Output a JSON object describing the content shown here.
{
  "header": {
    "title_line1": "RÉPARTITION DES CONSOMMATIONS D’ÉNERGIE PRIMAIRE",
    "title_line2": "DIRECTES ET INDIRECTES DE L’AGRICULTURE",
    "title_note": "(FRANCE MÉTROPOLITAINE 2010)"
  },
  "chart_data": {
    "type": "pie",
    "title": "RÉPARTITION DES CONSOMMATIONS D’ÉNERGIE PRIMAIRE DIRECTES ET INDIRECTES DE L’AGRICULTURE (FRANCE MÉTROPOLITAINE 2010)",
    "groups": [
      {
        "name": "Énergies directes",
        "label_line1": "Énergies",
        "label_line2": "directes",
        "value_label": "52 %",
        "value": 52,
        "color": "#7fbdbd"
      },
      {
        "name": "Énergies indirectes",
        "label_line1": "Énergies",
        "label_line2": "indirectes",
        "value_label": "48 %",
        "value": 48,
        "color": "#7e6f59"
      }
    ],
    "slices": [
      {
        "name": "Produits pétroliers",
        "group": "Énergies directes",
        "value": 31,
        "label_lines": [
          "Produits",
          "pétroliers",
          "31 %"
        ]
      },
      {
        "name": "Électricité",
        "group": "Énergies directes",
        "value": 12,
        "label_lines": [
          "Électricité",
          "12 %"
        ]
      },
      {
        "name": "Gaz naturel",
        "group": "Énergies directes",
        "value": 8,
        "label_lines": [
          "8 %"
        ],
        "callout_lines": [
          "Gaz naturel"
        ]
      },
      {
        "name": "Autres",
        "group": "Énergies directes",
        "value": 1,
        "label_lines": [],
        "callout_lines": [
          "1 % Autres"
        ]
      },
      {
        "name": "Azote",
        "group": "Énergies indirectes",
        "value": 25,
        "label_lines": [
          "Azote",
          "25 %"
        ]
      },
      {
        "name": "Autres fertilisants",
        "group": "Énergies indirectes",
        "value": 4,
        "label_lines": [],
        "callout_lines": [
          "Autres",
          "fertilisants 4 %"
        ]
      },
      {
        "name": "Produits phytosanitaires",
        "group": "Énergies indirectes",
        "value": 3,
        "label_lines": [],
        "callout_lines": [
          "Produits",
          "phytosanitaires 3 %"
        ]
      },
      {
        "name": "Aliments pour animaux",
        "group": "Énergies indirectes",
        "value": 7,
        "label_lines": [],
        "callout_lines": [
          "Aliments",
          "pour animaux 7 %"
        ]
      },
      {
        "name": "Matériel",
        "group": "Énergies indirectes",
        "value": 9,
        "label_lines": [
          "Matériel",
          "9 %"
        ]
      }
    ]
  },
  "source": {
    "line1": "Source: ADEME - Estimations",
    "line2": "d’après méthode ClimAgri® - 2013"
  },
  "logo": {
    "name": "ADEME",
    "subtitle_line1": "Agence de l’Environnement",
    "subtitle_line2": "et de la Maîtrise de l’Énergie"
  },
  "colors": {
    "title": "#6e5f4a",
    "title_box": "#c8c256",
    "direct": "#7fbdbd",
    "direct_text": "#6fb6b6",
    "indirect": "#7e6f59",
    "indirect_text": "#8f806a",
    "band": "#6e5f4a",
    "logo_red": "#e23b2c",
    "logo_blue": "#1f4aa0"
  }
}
*-*-*
**What is asked:** Each record above must be given again exactly.

**Task answer:**
Output a JSON object describing the content shown here.
{
  "header": {
    "title_line1": "RÉPARTITION DES CONSOMMATIONS D’ÉNERGIE PRIMAIRE",
    "title_line2": "DIRECTES ET INDIRECTES DE L’AGRICULTURE",
    "title_note": "(FRANCE MÉTROPOLITAINE 2010)"
  },
  "chart_data": {
    "type": "pie",
    "title": "RÉPARTITION DES CONSOMMATIONS D’ÉNERGIE PRIMAIRE DIRECTES ET INDIRECTES DE L’AGRICULTURE (FRANCE MÉTROPOLITAINE 2010)",
    "groups": [
      {
        "name": "Énergies directes",
        "label_line1": "Énergies",
        "label_line2": "directes",
        "value_label": "52 %",
        "value": 52,
        "color": "#7fbdbd"
      },
      {
        "name": "Énergies indirectes",
        "label_line1": "Énergies",
        "label_line2": "indirectes",
        "value_label": "48 %",
        "value": 48,
        "color": "#7e6f59"
      }
    ],
    "slices": [
      {
        "name": "Produits pétroliers",
        "group": "Énergies directes",
        "value": 31,
        "label_lines": [
          "Produits",
          "pétroliers",
          "31 %"
        ]
      },
      {
        "name": "Électricité",
        "group": "Énergies directes",
        "value": 12,
        "label_lines": [
          "Électricité",
          "12 %"
        ]
      },
      {
        "name": "Gaz naturel",
        "group": "Énergies directes",
        "value": 8,
        "label_lines": [
          "8 %"
        ],
        "callout_lines": [
          "Gaz naturel"
        ]
      },
      {
        "name": "Autres",
        "group": "Énergies directes",
        "value": 1,
        "label_lines": [],
        "callout_lines": [
          "1 % Autres"
        ]
      },
      {
        "name": "Azote",
        "group": "Énergies indirectes",
        "value": 25,
        "label_lines": [
          "Azote",
          "25 %"
        ]
      },
      {
        "name": "Autres fertilisants",
        "group": "Énergies indirectes",
        "value": 4,
        "label_lines": [],
        "callout_lines": [
          "Autres",
          "fertilisants 4 %"
        ]
      },
      {
        "name": "Produits phytosanitaires",
        "group": "Énergies indirectes",
        "value": 3,
        "label_lines": [],
        "callout_lines": [
          "Produits",
          "phytosanitaires 3 %"
        ]
      },
      {
        "name": "Aliments pour animaux",
        "group": "Énergies indirectes",
        "value": 7,
        "label_lines": [],
        "callout_lines": [
          "Aliments",
          "pour animaux 7 %"
        ]
      },
      {
        "name": "Matériel",
        "group": "Énergies indirectes",
        "value": 9,
        "label_lines": [
          "Matériel",
          "9 %"
        ]
      }
    ]
  },
  "source": {
    "line1": "Source: ADEME - Estimations",
    "line2": "d’après méthode ClimAgri® - 2013"
  },
  "logo": {
    "name": "ADEME",
    "subtitle_line1": "Agence de l’Environnement",
    "subtitle_line2": "et de la Maîtrise de l’Énergie"
  },
  "colors": {
    "title": "#6e5f4a",
    "title_box": "#c8c256",
    "direct": "#7fbdbd",
    "direct_text": "#6fb6b6",
    "indirect": "#7e6f59",
    "indirect_text": "#8f806a",
    "band": "#6e5f4a",
    "logo_red": "#e23b2c",
    "logo_blue": "#1f4aa0"
  }
}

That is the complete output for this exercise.